> **Work to do**
Reproduce every entry below precisely; do not include the pictures.

[Data entries for graphics]
###
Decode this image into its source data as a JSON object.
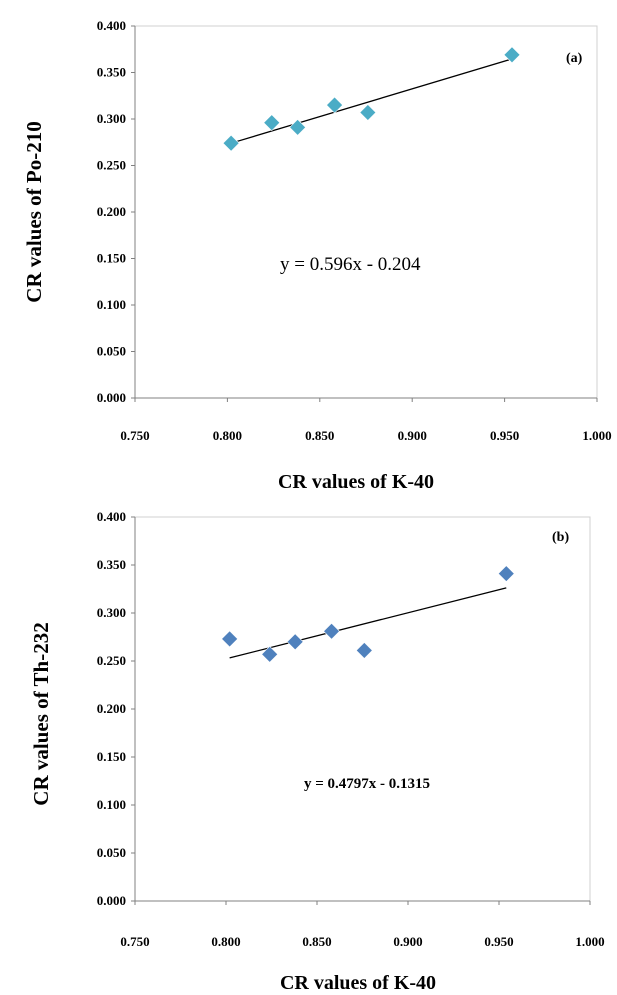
{
  "chart_data": [
    {
      "type": "scatter",
      "panel_label": "(a)",
      "xlabel": "CR values of K-40",
      "ylabel": "CR values of Po-210",
      "xlim": [
        0.75,
        1.0
      ],
      "ylim": [
        0.0,
        0.4
      ],
      "x_ticks": [
        "0.750",
        "0.800",
        "0.850",
        "0.900",
        "0.950",
        "1.000"
      ],
      "y_ticks": [
        "0.000",
        "0.050",
        "0.100",
        "0.150",
        "0.200",
        "0.250",
        "0.300",
        "0.350",
        "0.400"
      ],
      "points": [
        {
          "x": 0.802,
          "y": 0.274
        },
        {
          "x": 0.824,
          "y": 0.296
        },
        {
          "x": 0.838,
          "y": 0.291
        },
        {
          "x": 0.858,
          "y": 0.315
        },
        {
          "x": 0.876,
          "y": 0.307
        },
        {
          "x": 0.954,
          "y": 0.369
        }
      ],
      "trendline": {
        "slope": 0.596,
        "intercept": -0.204,
        "x_range": [
          0.802,
          0.954
        ]
      },
      "equation": "y = 0.596x - 0.204",
      "marker_color": "#4bacc6",
      "grid": false
    },
    {
      "type": "scatter",
      "panel_label": "(b)",
      "xlabel": "CR values of K-40",
      "ylabel": "CR values of Th-232",
      "xlim": [
        0.75,
        1.0
      ],
      "ylim": [
        0.0,
        0.4
      ],
      "x_ticks": [
        "0.750",
        "0.800",
        "0.850",
        "0.900",
        "0.950",
        "1.000"
      ],
      "y_ticks": [
        "0.000",
        "0.050",
        "0.100",
        "0.150",
        "0.200",
        "0.250",
        "0.300",
        "0.350",
        "0.400"
      ],
      "points": [
        {
          "x": 0.802,
          "y": 0.273
        },
        {
          "x": 0.824,
          "y": 0.257
        },
        {
          "x": 0.838,
          "y": 0.27
        },
        {
          "x": 0.858,
          "y": 0.281
        },
        {
          "x": 0.876,
          "y": 0.261
        },
        {
          "x": 0.954,
          "y": 0.341
        }
      ],
      "trendline": {
        "slope": 0.4797,
        "intercept": -0.1315,
        "x_range": [
          0.802,
          0.954
        ]
      },
      "equation": "y = 0.4797x - 0.1315",
      "marker_color": "#4f81bd",
      "grid": false
    }
  ]
}
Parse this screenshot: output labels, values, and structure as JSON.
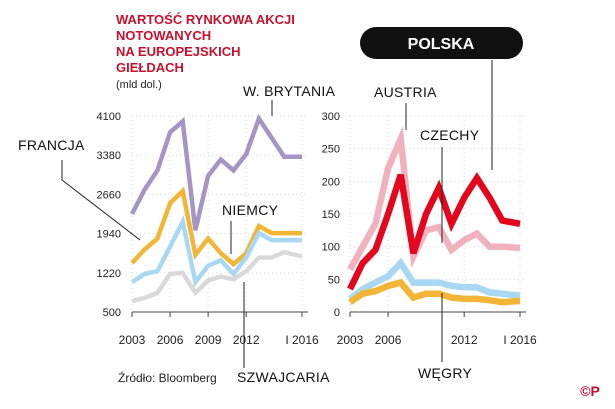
###
> **Written answer**
Decode this image into its source data as a JSON object.
{
  "chart_data": [
    {
      "type": "scatter",
      "panel_label": "(a)",
      "xlabel": "CR values of K-40",
      "ylabel": "CR values of Po-210",
      "xlim": [
        0.75,
        1.0
      ],
      "ylim": [
        0.0,
        0.4
      ],
      "x_ticks": [
        "0.750",
        "0.800",
        "0.850",
        "0.900",
        "0.950",
        "1.000"
      ],
      "y_ticks": [
        "0.000",
        "0.050",
        "0.100",
        "0.150",
        "0.200",
        "0.250",
        "0.300",
        "0.350",
        "0.400"
      ],
      "points": [
        {
          "x": 0.802,
          "y": 0.274
        },
        {
          "x": 0.824,
          "y": 0.296
        },
        {
          "x": 0.838,
          "y": 0.291
        },
        {
          "x": 0.858,
          "y": 0.315
        },
        {
          "x": 0.876,
          "y": 0.307
        },
        {
          "x": 0.954,
          "y": 0.369
        }
      ],
      "trendline": {
        "slope": 0.596,
        "intercept": -0.204,
        "x_range": [
          0.802,
          0.954
        ]
      },
      "equation": "y = 0.596x - 0.204",
      "marker_color": "#4bacc6",
      "grid": false
    },
    {
      "type": "scatter",
      "panel_label": "(b)",
      "xlabel": "CR values of K-40",
      "ylabel": "CR values of Th-232",
      "xlim": [
        0.75,
        1.0
      ],
      "ylim": [
        0.0,
        0.4
      ],
      "x_ticks": [
        "0.750",
        "0.800",
        "0.850",
        "0.900",
        "0.950",
        "1.000"
      ],
      "y_ticks": [
        "0.000",
        "0.050",
        "0.100",
        "0.150",
        "0.200",
        "0.250",
        "0.300",
        "0.350",
        "0.400"
      ],
      "points": [
        {
          "x": 0.802,
          "y": 0.273
        },
        {
          "x": 0.824,
          "y": 0.257
        },
        {
          "x": 0.838,
          "y": 0.27
        },
        {
          "x": 0.858,
          "y": 0.281
        },
        {
          "x": 0.876,
          "y": 0.261
        },
        {
          "x": 0.954,
          "y": 0.341
        }
      ],
      "trendline": {
        "slope": 0.4797,
        "intercept": -0.1315,
        "x_range": [
          0.802,
          0.954
        ]
      },
      "equation": "y = 0.4797x - 0.1315",
      "marker_color": "#4f81bd",
      "grid": false
    }
  ]
}
Parse this screenshot: output labels, values, and structure as JSON.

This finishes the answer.